* Data excerpts:
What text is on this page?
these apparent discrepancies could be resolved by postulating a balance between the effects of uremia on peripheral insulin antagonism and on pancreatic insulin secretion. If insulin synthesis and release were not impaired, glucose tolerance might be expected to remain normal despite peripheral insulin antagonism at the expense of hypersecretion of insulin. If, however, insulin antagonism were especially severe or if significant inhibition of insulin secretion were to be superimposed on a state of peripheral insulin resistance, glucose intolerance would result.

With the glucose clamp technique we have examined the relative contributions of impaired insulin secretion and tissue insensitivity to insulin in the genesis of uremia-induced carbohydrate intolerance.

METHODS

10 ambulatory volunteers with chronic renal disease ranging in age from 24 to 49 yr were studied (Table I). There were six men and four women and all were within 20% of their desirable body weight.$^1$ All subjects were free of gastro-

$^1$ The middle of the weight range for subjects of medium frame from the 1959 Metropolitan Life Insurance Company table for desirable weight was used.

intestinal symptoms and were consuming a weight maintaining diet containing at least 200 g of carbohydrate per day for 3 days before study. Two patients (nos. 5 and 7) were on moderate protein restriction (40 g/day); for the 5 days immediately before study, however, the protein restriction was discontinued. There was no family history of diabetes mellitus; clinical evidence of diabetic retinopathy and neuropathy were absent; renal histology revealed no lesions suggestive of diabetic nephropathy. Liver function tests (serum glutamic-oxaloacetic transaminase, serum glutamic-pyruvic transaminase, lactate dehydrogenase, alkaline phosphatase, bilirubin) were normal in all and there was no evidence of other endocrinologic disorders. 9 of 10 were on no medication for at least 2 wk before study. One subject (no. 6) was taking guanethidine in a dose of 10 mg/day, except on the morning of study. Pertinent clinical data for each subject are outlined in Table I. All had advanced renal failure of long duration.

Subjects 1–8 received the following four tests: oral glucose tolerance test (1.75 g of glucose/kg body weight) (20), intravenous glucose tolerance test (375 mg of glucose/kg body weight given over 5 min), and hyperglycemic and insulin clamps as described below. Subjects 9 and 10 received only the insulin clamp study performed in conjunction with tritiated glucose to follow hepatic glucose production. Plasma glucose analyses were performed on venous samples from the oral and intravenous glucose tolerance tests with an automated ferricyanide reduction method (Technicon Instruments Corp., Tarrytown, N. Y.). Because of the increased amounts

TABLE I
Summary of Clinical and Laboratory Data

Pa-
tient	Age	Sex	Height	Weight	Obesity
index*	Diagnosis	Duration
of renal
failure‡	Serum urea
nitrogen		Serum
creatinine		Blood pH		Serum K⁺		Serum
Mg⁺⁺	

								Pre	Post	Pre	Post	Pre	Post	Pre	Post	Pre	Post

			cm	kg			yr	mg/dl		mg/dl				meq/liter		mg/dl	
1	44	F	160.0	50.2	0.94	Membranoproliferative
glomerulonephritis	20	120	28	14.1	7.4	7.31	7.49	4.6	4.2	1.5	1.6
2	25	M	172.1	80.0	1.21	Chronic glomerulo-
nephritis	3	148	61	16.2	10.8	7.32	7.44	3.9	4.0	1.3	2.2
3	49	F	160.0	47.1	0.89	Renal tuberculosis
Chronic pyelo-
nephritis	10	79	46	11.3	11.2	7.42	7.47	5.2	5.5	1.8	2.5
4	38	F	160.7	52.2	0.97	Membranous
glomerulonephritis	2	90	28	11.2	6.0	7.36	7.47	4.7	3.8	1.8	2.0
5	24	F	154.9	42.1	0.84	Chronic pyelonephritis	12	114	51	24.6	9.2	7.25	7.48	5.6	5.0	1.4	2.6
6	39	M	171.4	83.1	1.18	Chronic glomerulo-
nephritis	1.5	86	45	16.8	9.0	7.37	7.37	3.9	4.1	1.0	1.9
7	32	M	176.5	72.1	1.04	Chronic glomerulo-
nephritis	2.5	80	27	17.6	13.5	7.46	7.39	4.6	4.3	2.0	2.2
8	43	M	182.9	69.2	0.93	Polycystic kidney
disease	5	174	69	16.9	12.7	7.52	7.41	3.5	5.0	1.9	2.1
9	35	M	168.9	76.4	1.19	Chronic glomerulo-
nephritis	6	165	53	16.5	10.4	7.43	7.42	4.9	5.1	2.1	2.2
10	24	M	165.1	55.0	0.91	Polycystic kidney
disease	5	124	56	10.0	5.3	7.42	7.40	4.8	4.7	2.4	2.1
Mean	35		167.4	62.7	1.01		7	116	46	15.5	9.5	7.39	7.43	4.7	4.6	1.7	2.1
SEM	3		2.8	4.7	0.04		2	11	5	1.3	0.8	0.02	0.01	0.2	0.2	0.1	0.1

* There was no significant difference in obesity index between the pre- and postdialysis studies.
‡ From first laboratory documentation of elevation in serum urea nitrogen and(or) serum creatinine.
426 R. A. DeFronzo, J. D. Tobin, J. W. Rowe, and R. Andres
---
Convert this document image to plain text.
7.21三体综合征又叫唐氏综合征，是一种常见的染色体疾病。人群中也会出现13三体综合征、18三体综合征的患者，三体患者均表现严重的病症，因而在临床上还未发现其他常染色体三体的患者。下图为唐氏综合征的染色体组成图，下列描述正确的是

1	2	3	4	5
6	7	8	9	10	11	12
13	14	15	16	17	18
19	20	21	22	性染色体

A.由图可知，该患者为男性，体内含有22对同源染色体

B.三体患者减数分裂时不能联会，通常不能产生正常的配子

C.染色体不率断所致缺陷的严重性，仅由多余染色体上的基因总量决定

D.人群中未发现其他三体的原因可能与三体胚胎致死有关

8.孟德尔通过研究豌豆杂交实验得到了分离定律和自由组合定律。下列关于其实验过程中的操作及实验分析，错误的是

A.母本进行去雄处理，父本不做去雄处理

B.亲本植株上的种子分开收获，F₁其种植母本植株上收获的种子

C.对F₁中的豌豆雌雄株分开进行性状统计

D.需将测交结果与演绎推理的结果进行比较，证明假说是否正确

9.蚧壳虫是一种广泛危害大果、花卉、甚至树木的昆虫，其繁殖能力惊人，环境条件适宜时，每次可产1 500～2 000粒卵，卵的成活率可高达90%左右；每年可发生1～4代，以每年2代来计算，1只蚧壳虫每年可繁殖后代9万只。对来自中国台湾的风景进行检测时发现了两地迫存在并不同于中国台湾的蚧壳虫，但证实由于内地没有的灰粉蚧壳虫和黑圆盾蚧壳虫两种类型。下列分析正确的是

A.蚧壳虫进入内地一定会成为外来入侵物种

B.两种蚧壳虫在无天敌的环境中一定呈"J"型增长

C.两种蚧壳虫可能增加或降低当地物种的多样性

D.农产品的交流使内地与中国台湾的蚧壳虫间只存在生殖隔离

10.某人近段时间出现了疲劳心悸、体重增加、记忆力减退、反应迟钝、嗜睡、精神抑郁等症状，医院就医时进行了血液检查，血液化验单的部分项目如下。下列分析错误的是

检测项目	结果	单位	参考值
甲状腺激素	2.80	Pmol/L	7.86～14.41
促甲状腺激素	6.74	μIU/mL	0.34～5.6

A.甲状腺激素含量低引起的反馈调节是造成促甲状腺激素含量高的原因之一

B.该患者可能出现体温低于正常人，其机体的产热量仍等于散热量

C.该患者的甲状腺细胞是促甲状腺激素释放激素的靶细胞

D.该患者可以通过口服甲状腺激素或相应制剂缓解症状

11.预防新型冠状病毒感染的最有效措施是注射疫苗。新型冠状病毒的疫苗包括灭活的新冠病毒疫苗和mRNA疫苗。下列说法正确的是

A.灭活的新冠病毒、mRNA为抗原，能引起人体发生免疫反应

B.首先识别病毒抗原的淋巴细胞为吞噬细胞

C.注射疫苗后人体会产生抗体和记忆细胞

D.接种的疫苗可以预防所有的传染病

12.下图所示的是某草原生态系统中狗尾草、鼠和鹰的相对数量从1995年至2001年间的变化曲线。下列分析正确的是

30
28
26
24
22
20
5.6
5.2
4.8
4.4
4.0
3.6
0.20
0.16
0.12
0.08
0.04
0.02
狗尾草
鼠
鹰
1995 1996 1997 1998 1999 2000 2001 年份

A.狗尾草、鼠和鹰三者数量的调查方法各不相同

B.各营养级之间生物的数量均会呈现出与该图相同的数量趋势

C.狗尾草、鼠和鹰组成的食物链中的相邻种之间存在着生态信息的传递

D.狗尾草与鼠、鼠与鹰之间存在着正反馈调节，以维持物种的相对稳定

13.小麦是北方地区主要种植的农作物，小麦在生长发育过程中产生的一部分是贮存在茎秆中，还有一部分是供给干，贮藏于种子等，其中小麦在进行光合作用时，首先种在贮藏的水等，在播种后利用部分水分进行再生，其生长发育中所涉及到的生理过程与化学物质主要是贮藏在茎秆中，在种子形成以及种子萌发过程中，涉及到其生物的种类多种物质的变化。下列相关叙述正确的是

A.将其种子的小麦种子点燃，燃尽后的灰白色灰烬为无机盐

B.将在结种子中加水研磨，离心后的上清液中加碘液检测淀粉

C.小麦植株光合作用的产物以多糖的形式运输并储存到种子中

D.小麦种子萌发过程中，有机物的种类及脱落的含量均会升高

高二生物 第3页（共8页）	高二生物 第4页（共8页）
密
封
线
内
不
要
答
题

* Instructions to follow: Pull every line containing "creatinine" out of the data above.

* Written response:
creatinine		Blood pH		Serum K⁺		Serum
‡ From first laboratory documentation of elevation in serum urea nitrogen and(or) serum creatinine.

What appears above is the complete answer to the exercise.